Problem description: Among the entries below, find the lines with "hist" and copy them.

(Figure collection entries)

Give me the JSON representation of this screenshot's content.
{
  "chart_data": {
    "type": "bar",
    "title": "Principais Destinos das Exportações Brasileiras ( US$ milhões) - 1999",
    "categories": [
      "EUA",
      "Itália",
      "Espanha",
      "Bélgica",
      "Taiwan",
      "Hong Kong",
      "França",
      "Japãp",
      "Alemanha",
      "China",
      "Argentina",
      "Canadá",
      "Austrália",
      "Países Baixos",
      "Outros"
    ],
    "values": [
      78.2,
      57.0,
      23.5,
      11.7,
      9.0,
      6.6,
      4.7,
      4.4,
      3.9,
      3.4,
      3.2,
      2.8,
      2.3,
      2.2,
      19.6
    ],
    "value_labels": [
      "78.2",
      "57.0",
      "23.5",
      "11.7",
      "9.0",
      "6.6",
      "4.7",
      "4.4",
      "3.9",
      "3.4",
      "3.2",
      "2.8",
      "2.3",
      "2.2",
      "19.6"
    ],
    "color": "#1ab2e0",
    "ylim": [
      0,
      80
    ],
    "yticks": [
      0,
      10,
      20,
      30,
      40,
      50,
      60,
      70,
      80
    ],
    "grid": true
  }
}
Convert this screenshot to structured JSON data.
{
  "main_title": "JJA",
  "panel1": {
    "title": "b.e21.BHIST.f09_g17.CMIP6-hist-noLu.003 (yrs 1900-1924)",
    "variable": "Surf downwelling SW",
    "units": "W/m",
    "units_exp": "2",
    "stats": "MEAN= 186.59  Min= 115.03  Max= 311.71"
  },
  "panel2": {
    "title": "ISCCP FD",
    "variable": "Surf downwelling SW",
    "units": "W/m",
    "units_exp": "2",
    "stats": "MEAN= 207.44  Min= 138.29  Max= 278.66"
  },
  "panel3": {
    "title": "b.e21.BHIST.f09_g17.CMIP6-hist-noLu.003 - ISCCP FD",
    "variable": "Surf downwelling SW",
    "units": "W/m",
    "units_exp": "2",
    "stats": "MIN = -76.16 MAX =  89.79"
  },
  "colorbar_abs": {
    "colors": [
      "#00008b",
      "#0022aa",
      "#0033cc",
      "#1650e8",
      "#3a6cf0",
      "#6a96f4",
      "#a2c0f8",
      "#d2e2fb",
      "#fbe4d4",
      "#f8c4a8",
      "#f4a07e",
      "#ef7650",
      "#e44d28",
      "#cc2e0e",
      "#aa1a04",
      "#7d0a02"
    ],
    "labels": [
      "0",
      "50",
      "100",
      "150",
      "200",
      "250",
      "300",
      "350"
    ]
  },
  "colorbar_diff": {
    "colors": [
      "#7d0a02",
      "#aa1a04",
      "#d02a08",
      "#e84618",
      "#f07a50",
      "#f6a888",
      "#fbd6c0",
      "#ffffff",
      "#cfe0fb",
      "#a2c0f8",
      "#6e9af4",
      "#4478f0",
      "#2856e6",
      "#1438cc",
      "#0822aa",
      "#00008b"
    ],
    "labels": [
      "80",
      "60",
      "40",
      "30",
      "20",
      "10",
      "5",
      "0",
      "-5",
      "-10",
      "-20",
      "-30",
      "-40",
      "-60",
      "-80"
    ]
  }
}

Result:
    "title": "b.e21.BHIST.f09_g17.CMIP6-hist-noLu.003 (yrs 1900-1924)",
    "title": "b.e21.BHIST.f09_g17.CMIP6-hist-noLu.003 - ISCCP FD",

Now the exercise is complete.